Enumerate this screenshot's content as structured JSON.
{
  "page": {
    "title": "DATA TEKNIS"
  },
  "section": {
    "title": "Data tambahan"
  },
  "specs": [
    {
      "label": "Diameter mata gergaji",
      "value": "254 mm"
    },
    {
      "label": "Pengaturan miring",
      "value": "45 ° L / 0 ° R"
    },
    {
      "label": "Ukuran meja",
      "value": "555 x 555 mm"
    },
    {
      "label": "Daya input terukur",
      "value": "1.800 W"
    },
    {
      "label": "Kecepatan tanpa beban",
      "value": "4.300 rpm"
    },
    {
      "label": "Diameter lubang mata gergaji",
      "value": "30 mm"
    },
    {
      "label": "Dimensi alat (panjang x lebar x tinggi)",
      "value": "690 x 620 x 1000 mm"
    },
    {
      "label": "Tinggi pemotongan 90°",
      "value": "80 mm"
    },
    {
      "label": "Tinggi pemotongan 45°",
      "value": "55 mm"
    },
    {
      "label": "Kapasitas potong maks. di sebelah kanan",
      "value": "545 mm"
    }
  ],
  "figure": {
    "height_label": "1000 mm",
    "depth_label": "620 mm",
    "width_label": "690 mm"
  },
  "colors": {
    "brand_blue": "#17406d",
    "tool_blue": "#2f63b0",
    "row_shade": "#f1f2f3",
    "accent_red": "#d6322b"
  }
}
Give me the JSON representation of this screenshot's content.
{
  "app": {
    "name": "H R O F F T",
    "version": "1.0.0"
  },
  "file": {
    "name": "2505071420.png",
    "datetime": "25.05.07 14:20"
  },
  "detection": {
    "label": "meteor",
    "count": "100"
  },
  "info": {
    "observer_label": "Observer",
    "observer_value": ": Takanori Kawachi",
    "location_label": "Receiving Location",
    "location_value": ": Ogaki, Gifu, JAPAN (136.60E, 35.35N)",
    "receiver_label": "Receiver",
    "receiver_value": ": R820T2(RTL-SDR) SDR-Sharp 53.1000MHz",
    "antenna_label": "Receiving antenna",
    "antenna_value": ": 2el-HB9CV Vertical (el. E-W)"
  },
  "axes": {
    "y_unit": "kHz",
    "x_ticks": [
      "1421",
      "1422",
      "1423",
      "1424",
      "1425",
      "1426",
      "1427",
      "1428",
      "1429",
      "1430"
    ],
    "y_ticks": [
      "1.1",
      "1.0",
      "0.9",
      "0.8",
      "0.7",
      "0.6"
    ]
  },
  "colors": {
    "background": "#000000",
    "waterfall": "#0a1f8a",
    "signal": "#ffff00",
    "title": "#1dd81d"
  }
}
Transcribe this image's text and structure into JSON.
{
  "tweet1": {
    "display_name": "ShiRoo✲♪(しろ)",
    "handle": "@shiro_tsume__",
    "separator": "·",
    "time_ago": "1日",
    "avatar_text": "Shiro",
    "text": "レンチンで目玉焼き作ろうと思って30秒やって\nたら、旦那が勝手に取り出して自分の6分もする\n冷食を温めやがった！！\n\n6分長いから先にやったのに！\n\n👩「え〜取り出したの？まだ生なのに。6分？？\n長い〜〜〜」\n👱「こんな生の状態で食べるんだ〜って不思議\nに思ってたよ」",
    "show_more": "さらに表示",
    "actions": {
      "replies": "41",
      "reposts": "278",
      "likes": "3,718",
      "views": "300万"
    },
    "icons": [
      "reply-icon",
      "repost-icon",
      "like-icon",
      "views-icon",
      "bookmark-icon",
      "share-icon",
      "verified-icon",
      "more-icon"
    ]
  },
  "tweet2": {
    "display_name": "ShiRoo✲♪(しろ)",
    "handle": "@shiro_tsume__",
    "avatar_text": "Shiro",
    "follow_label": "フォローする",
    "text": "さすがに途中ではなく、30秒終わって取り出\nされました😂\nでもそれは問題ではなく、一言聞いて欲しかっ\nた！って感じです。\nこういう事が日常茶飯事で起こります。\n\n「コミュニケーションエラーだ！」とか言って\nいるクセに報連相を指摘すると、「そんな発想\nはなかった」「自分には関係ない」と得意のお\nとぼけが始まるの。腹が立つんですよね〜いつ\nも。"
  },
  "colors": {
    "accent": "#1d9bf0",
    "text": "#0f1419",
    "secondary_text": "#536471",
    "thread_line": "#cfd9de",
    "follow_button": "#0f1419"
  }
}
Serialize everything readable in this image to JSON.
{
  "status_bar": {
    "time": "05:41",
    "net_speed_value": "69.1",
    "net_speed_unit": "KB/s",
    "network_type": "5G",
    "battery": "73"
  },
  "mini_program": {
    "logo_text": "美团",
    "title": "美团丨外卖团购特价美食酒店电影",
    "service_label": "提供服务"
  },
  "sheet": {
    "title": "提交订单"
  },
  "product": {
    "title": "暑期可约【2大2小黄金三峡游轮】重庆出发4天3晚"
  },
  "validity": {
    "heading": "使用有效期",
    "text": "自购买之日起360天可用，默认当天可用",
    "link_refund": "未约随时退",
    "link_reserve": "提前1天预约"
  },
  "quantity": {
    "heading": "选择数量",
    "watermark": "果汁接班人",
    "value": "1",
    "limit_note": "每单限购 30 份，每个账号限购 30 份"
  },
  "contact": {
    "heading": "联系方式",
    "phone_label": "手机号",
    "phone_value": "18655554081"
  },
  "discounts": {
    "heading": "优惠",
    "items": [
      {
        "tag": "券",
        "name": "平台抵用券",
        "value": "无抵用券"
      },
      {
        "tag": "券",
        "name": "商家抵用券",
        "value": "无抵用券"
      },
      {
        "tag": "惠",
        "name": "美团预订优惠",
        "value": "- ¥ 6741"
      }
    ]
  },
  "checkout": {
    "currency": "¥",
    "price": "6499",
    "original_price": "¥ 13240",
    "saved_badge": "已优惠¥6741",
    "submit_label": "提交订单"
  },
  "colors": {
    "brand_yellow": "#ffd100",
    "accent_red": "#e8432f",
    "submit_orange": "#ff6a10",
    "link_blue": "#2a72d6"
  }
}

◇ ◇ ◇ ◇ ◇ ◇ ◇

◆ Exercise objective
Count every line bearing the word "image"; report the total only.

◆ Answer
2